— What to work on —
Transcribe all records exactly.

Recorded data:
+++

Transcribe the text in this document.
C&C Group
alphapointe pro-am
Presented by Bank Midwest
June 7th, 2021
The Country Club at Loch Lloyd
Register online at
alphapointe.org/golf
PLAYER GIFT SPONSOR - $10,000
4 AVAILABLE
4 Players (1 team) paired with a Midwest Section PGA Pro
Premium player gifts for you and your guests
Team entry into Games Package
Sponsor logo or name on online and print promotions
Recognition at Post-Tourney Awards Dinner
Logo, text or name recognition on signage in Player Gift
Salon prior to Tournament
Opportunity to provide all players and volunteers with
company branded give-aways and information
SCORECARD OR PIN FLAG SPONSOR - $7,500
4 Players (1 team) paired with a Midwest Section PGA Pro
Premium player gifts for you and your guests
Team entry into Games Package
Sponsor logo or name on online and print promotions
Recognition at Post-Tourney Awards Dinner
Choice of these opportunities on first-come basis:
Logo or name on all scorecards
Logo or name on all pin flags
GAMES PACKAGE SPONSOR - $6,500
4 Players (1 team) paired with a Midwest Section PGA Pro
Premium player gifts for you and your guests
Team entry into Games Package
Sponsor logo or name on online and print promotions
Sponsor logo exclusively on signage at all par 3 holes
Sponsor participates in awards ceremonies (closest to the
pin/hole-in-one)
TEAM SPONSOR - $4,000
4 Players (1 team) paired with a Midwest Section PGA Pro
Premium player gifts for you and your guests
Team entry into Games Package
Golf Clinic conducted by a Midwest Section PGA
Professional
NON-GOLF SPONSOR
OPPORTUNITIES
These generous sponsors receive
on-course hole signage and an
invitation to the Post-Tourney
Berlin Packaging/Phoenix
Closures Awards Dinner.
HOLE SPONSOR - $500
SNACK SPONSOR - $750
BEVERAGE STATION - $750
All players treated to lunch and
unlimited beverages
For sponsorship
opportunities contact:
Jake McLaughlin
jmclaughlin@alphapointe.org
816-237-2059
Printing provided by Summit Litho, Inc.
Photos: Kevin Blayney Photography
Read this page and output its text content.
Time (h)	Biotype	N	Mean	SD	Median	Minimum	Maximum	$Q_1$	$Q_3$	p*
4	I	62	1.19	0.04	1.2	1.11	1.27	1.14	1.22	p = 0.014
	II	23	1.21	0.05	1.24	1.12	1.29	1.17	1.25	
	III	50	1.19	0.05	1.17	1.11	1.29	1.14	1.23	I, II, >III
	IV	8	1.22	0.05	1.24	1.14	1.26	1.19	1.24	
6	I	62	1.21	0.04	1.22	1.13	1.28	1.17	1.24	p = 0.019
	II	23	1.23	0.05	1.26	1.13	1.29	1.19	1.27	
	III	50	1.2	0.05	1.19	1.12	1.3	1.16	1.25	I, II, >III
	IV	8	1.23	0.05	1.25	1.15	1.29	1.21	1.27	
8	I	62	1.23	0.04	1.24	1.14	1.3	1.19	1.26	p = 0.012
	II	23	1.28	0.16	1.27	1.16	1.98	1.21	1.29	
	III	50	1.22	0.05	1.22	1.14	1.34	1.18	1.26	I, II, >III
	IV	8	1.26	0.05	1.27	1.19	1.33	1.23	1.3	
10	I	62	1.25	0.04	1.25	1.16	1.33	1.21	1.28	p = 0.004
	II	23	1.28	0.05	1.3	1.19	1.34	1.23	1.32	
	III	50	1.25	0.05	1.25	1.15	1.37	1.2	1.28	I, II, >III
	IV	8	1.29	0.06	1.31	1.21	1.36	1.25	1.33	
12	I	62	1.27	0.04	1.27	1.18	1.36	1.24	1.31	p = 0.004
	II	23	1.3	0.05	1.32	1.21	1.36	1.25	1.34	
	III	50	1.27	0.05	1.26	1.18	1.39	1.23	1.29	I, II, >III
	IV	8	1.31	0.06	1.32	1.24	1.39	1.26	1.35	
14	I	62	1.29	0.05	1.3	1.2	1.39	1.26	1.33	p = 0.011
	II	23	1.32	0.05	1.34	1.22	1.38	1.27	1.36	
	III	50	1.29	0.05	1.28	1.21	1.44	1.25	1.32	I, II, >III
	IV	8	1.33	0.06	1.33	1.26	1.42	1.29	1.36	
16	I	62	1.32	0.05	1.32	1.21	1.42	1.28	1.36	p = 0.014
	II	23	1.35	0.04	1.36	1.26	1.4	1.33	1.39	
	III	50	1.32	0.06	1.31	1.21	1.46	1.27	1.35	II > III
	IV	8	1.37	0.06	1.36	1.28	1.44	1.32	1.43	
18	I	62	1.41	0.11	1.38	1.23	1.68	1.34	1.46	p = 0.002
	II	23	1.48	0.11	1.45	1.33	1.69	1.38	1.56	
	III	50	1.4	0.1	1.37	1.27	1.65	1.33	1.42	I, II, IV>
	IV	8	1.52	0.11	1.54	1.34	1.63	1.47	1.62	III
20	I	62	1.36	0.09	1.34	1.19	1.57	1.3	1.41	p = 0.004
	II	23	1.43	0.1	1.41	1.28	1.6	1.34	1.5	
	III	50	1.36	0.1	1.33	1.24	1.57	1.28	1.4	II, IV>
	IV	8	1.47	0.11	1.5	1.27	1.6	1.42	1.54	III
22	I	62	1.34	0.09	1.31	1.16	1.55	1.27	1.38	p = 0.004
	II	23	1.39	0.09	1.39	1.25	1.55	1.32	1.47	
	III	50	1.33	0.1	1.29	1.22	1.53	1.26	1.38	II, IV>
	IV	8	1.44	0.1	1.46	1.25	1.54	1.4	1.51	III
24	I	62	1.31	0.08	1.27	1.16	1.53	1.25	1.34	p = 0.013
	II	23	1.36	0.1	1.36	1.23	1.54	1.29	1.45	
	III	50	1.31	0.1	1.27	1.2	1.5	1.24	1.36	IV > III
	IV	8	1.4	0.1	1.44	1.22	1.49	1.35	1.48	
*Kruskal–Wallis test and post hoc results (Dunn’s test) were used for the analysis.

+++

— The result —
Transcribe the text in this document.
C&C Group
alphapointe pro-am
Presented by Bank Midwest
June 7th, 2021
The Country Club at Loch Lloyd
Register online at
alphapointe.org/golf
PLAYER GIFT SPONSOR - $10,000
4 AVAILABLE
4 Players (1 team) paired with a Midwest Section PGA Pro
Premium player gifts for you and your guests
Team entry into Games Package
Sponsor logo or name on online and print promotions
Recognition at Post-Tourney Awards Dinner
Logo, text or name recognition on signage in Player Gift
Salon prior to Tournament
Opportunity to provide all players and volunteers with
company branded give-aways and information
SCORECARD OR PIN FLAG SPONSOR - $7,500
4 Players (1 team) paired with a Midwest Section PGA Pro
Premium player gifts for you and your guests
Team entry into Games Package
Sponsor logo or name on online and print promotions
Recognition at Post-Tourney Awards Dinner
Choice of these opportunities on first-come basis:
Logo or name on all scorecards
Logo or name on all pin flags
GAMES PACKAGE SPONSOR - $6,500
4 Players (1 team) paired with a Midwest Section PGA Pro
Premium player gifts for you and your guests
Team entry into Games Package
Sponsor logo or name on online and print promotions
Sponsor logo exclusively on signage at all par 3 holes
Sponsor participates in awards ceremonies (closest to the
pin/hole-in-one)
TEAM SPONSOR - $4,000
4 Players (1 team) paired with a Midwest Section PGA Pro
Premium player gifts for you and your guests
Team entry into Games Package
Golf Clinic conducted by a Midwest Section PGA
Professional
NON-GOLF SPONSOR
OPPORTUNITIES
These generous sponsors receive
on-course hole signage and an
invitation to the Post-Tourney
Berlin Packaging/Phoenix
Closures Awards Dinner.
HOLE SPONSOR - $500
SNACK SPONSOR - $750
BEVERAGE STATION - $750
All players treated to lunch and
unlimited beverages
For sponsorship
opportunities contact:
Jake McLaughlin
jmclaughlin@alphapointe.org
816-237-2059
Printing provided by Summit Litho, Inc.
Photos: Kevin Blayney Photography
Read this page and output its text content.
Time (h)	Biotype	N	Mean	SD	Median	Minimum	Maximum	$Q_1$	$Q_3$	p*
4	I	62	1.19	0.04	1.2	1.11	1.27	1.14	1.22	p = 0.014
	II	23	1.21	0.05	1.24	1.12	1.29	1.17	1.25	
	III	50	1.19	0.05	1.17	1.11	1.29	1.14	1.23	I, II, >III
	IV	8	1.22	0.05	1.24	1.14	1.26	1.19	1.24	
6	I	62	1.21	0.04	1.22	1.13	1.28	1.17	1.24	p = 0.019
	II	23	1.23	0.05	1.26	1.13	1.29	1.19	1.27	
	III	50	1.2	0.05	1.19	1.12	1.3	1.16	1.25	I, II, >III
	IV	8	1.23	0.05	1.25	1.15	1.29	1.21	1.27	
8	I	62	1.23	0.04	1.24	1.14	1.3	1.19	1.26	p = 0.012
	II	23	1.28	0.16	1.27	1.16	1.98	1.21	1.29	
	III	50	1.22	0.05	1.22	1.14	1.34	1.18	1.26	I, II, >III
	IV	8	1.26	0.05	1.27	1.19	1.33	1.23	1.3	
10	I	62	1.25	0.04	1.25	1.16	1.33	1.21	1.28	p = 0.004
	II	23	1.28	0.05	1.3	1.19	1.34	1.23	1.32	
	III	50	1.25	0.05	1.25	1.15	1.37	1.2	1.28	I, II, >III
	IV	8	1.29	0.06	1.31	1.21	1.36	1.25	1.33	
12	I	62	1.27	0.04	1.27	1.18	1.36	1.24	1.31	p = 0.004
	II	23	1.3	0.05	1.32	1.21	1.36	1.25	1.34	
	III	50	1.27	0.05	1.26	1.18	1.39	1.23	1.29	I, II, >III
	IV	8	1.31	0.06	1.32	1.24	1.39	1.26	1.35	
14	I	62	1.29	0.05	1.3	1.2	1.39	1.26	1.33	p = 0.011
	II	23	1.32	0.05	1.34	1.22	1.38	1.27	1.36	
	III	50	1.29	0.05	1.28	1.21	1.44	1.25	1.32	I, II, >III
	IV	8	1.33	0.06	1.33	1.26	1.42	1.29	1.36	
16	I	62	1.32	0.05	1.32	1.21	1.42	1.28	1.36	p = 0.014
	II	23	1.35	0.04	1.36	1.26	1.4	1.33	1.39	
	III	50	1.32	0.06	1.31	1.21	1.46	1.27	1.35	II > III
	IV	8	1.37	0.06	1.36	1.28	1.44	1.32	1.43	
18	I	62	1.41	0.11	1.38	1.23	1.68	1.34	1.46	p = 0.002
	II	23	1.48	0.11	1.45	1.33	1.69	1.38	1.56	
	III	50	1.4	0.1	1.37	1.27	1.65	1.33	1.42	I, II, IV>
	IV	8	1.52	0.11	1.54	1.34	1.63	1.47	1.62	III
20	I	62	1.36	0.09	1.34	1.19	1.57	1.3	1.41	p = 0.004
	II	23	1.43	0.1	1.41	1.28	1.6	1.34	1.5	
	III	50	1.36	0.1	1.33	1.24	1.57	1.28	1.4	II, IV>
	IV	8	1.47	0.11	1.5	1.27	1.6	1.42	1.54	III
22	I	62	1.34	0.09	1.31	1.16	1.55	1.27	1.38	p = 0.004
	II	23	1.39	0.09	1.39	1.25	1.55	1.32	1.47	
	III	50	1.33	0.1	1.29	1.22	1.53	1.26	1.38	II, IV>
	IV	8	1.44	0.1	1.46	1.25	1.54	1.4	1.51	III
24	I	62	1.31	0.08	1.27	1.16	1.53	1.25	1.34	p = 0.013
	II	23	1.36	0.1	1.36	1.23	1.54	1.29	1.45	
	III	50	1.31	0.1	1.27	1.2	1.5	1.24	1.36	IV > III
	IV	8	1.4	0.1	1.44	1.22	1.49	1.35	1.48	
*Kruskal–Wallis test and post hoc results (Dunn’s test) were used for the analysis.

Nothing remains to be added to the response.